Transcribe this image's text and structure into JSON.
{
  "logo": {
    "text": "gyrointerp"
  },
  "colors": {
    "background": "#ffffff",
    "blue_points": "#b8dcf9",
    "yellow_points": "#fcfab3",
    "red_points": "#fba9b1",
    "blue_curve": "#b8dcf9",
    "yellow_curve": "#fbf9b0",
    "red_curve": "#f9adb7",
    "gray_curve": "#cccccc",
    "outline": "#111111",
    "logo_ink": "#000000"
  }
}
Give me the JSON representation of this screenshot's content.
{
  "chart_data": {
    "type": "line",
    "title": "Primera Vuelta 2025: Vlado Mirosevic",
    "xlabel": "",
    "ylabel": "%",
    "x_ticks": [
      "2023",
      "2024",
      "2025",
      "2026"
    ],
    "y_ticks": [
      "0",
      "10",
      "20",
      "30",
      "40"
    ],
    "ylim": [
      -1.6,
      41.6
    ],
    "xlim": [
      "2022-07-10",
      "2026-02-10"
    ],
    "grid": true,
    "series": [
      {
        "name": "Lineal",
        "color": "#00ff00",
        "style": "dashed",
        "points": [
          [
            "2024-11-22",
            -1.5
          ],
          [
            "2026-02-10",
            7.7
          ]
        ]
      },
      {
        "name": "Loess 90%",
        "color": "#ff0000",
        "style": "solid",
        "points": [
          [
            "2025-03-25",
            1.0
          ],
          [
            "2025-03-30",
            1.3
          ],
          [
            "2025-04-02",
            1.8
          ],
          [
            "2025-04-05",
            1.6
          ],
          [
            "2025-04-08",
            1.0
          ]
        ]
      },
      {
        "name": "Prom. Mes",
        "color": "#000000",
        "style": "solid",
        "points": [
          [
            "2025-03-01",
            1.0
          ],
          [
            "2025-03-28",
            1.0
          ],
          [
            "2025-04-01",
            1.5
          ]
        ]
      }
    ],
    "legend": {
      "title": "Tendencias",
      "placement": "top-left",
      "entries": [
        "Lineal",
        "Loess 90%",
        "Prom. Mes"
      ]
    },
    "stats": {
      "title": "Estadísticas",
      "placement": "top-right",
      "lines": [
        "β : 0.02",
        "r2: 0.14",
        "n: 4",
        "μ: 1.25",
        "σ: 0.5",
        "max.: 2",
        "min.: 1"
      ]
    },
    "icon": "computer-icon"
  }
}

# # #

DESCRIPTION OF THE TASK — Each line in the material above must be retyped without alteration.

TASK RESPONSE —
Transcribe this image's text and structure into JSON.
{
  "logo": {
    "text": "gyrointerp"
  },
  "colors": {
    "background": "#ffffff",
    "blue_points": "#b8dcf9",
    "yellow_points": "#fcfab3",
    "red_points": "#fba9b1",
    "blue_curve": "#b8dcf9",
    "yellow_curve": "#fbf9b0",
    "red_curve": "#f9adb7",
    "gray_curve": "#cccccc",
    "outline": "#111111",
    "logo_ink": "#000000"
  }
}
Give me the JSON representation of this screenshot's content.
{
  "chart_data": {
    "type": "line",
    "title": "Primera Vuelta 2025: Vlado Mirosevic",
    "xlabel": "",
    "ylabel": "%",
    "x_ticks": [
      "2023",
      "2024",
      "2025",
      "2026"
    ],
    "y_ticks": [
      "0",
      "10",
      "20",
      "30",
      "40"
    ],
    "ylim": [
      -1.6,
      41.6
    ],
    "xlim": [
      "2022-07-10",
      "2026-02-10"
    ],
    "grid": true,
    "series": [
      {
        "name": "Lineal",
        "color": "#00ff00",
        "style": "dashed",
        "points": [
          [
            "2024-11-22",
            -1.5
          ],
          [
            "2026-02-10",
            7.7
          ]
        ]
      },
      {
        "name": "Loess 90%",
        "color": "#ff0000",
        "style": "solid",
        "points": [
          [
            "2025-03-25",
            1.0
          ],
          [
            "2025-03-30",
            1.3
          ],
          [
            "2025-04-02",
            1.8
          ],
          [
            "2025-04-05",
            1.6
          ],
          [
            "2025-04-08",
            1.0
          ]
        ]
      },
      {
        "name": "Prom. Mes",
        "color": "#000000",
        "style": "solid",
        "points": [
          [
            "2025-03-01",
            1.0
          ],
          [
            "2025-03-28",
            1.0
          ],
          [
            "2025-04-01",
            1.5
          ]
        ]
      }
    ],
    "legend": {
      "title": "Tendencias",
      "placement": "top-left",
      "entries": [
        "Lineal",
        "Loess 90%",
        "Prom. Mes"
      ]
    },
    "stats": {
      "title": "Estadísticas",
      "placement": "top-right",
      "lines": [
        "β : 0.02",
        "r2: 0.14",
        "n: 4",
        "μ: 1.25",
        "σ: 0.5",
        "max.: 2",
        "min.: 1"
      ]
    },
    "icon": "computer-icon"
  }
}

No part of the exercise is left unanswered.